Copy every row below word for word, keeping each line unchanged.

[BEGIN]

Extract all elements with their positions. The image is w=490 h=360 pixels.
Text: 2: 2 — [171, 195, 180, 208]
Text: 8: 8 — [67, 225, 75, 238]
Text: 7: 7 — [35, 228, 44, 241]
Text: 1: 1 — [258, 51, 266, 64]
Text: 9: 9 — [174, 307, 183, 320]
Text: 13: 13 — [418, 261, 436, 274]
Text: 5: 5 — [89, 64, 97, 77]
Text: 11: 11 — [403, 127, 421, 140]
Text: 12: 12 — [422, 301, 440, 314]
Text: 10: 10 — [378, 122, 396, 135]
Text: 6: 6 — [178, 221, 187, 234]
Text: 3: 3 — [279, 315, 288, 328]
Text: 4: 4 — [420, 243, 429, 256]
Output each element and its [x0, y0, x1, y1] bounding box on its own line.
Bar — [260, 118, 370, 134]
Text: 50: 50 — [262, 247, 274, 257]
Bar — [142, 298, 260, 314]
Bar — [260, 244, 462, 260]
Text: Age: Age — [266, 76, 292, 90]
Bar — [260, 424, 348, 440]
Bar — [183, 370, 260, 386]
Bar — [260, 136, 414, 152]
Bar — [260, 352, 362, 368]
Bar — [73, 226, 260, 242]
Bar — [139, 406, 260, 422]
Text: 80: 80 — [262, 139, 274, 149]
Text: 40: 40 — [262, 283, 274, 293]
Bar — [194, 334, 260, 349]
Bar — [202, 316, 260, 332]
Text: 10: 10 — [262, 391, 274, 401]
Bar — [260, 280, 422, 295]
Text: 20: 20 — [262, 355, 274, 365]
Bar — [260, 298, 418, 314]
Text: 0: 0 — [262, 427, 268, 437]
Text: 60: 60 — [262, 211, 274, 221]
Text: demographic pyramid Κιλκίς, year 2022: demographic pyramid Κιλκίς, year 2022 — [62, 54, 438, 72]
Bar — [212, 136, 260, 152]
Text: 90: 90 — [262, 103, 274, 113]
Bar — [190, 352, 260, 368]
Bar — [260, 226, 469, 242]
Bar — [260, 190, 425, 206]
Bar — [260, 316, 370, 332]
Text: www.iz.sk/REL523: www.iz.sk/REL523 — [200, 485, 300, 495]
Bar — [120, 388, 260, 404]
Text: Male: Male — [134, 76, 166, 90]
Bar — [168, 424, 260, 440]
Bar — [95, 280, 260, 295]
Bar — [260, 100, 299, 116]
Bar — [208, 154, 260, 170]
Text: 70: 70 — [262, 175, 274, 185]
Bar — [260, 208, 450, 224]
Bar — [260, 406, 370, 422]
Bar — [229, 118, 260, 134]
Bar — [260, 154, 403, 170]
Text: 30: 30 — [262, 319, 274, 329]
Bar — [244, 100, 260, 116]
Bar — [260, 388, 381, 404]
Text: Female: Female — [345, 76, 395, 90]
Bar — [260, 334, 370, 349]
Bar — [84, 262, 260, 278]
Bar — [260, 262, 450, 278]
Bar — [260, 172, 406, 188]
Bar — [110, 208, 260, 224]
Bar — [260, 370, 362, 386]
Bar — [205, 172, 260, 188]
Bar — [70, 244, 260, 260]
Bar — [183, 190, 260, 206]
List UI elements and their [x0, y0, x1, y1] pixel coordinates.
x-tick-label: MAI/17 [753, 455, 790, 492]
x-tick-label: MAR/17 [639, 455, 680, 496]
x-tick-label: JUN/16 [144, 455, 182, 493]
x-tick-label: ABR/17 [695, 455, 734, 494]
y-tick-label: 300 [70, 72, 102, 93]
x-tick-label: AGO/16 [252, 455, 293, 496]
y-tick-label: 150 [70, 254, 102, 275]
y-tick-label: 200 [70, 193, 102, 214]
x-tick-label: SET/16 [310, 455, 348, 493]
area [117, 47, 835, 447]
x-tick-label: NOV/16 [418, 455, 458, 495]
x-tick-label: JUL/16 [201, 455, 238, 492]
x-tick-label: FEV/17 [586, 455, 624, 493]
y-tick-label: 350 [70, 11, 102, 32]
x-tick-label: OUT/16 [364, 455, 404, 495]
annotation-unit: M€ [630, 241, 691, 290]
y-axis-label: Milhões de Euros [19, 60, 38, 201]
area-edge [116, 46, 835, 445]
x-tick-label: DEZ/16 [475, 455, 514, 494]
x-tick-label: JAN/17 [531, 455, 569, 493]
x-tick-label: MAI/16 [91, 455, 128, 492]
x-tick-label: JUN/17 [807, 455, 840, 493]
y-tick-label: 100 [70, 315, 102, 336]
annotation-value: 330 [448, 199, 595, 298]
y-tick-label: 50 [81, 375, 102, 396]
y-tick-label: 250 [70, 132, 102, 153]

[END]

Worked answer:
Extract all elements with their positions. The image is w=490 h=360 pixels.
Text: 2: 2 — [171, 195, 180, 208]
Text: 8: 8 — [67, 225, 75, 238]
Text: 7: 7 — [35, 228, 44, 241]
Text: 1: 1 — [258, 51, 266, 64]
Text: 9: 9 — [174, 307, 183, 320]
Text: 13: 13 — [418, 261, 436, 274]
Text: 5: 5 — [89, 64, 97, 77]
Text: 11: 11 — [403, 127, 421, 140]
Text: 12: 12 — [422, 301, 440, 314]
Text: 10: 10 — [378, 122, 396, 135]
Text: 6: 6 — [178, 221, 187, 234]
Text: 3: 3 — [279, 315, 288, 328]
Text: 4: 4 — [420, 243, 429, 256]
Output each element and its [x0, y0, x1, y1] bounding box on its own line.
Bar — [260, 118, 370, 134]
Text: 50: 50 — [262, 247, 274, 257]
Bar — [142, 298, 260, 314]
Bar — [260, 244, 462, 260]
Text: Age: Age — [266, 76, 292, 90]
Bar — [260, 424, 348, 440]
Bar — [183, 370, 260, 386]
Bar — [260, 136, 414, 152]
Bar — [260, 352, 362, 368]
Bar — [73, 226, 260, 242]
Bar — [139, 406, 260, 422]
Text: 80: 80 — [262, 139, 274, 149]
Text: 40: 40 — [262, 283, 274, 293]
Bar — [194, 334, 260, 349]
Bar — [202, 316, 260, 332]
Text: 10: 10 — [262, 391, 274, 401]
Bar — [260, 280, 422, 295]
Text: 20: 20 — [262, 355, 274, 365]
Bar — [260, 298, 418, 314]
Text: 0: 0 — [262, 427, 268, 437]
Text: 60: 60 — [262, 211, 274, 221]
Text: demographic pyramid Κιλκίς, year 2022: demographic pyramid Κιλκίς, year 2022 — [62, 54, 438, 72]
Bar — [212, 136, 260, 152]
Text: 90: 90 — [262, 103, 274, 113]
Bar — [190, 352, 260, 368]
Bar — [260, 226, 469, 242]
Bar — [260, 190, 425, 206]
Bar — [260, 316, 370, 332]
Text: www.iz.sk/REL523: www.iz.sk/REL523 — [200, 485, 300, 495]
Bar — [120, 388, 260, 404]
Text: Male: Male — [134, 76, 166, 90]
Bar — [168, 424, 260, 440]
Bar — [95, 280, 260, 295]
Bar — [260, 100, 299, 116]
Bar — [208, 154, 260, 170]
Text: 70: 70 — [262, 175, 274, 185]
Bar — [260, 208, 450, 224]
Bar — [260, 406, 370, 422]
Bar — [229, 118, 260, 134]
Bar — [260, 154, 403, 170]
Text: 30: 30 — [262, 319, 274, 329]
Bar — [244, 100, 260, 116]
Bar — [260, 388, 381, 404]
Text: Female: Female — [345, 76, 395, 90]
Bar — [260, 334, 370, 349]
Bar — [84, 262, 260, 278]
Bar — [260, 262, 450, 278]
Bar — [260, 172, 406, 188]
Bar — [110, 208, 260, 224]
Bar — [260, 370, 362, 386]
Bar — [205, 172, 260, 188]
Bar — [70, 244, 260, 260]
Bar — [183, 190, 260, 206]
List UI elements and their [x0, y0, x1, y1] pixel coordinates.
x-tick-label: MAI/17 [753, 455, 790, 492]
x-tick-label: MAR/17 [639, 455, 680, 496]
x-tick-label: JUN/16 [144, 455, 182, 493]
x-tick-label: ABR/17 [695, 455, 734, 494]
y-tick-label: 300 [70, 72, 102, 93]
x-tick-label: AGO/16 [252, 455, 293, 496]
y-tick-label: 150 [70, 254, 102, 275]
y-tick-label: 200 [70, 193, 102, 214]
x-tick-label: SET/16 [310, 455, 348, 493]
area [117, 47, 835, 447]
x-tick-label: NOV/16 [418, 455, 458, 495]
x-tick-label: JUL/16 [201, 455, 238, 492]
x-tick-label: FEV/17 [586, 455, 624, 493]
y-tick-label: 350 [70, 11, 102, 32]
x-tick-label: OUT/16 [364, 455, 404, 495]
annotation-unit: M€ [630, 241, 691, 290]
y-axis-label: Milhões de Euros [19, 60, 38, 201]
area-edge [116, 46, 835, 445]
x-tick-label: DEZ/16 [475, 455, 514, 494]
x-tick-label: JAN/17 [531, 455, 569, 493]
x-tick-label: MAI/16 [91, 455, 128, 492]
x-tick-label: JUN/17 [807, 455, 840, 493]
y-tick-label: 100 [70, 315, 102, 336]
annotation-value: 330 [448, 199, 595, 298]
y-tick-label: 50 [81, 375, 102, 396]
y-tick-label: 250 [70, 132, 102, 153]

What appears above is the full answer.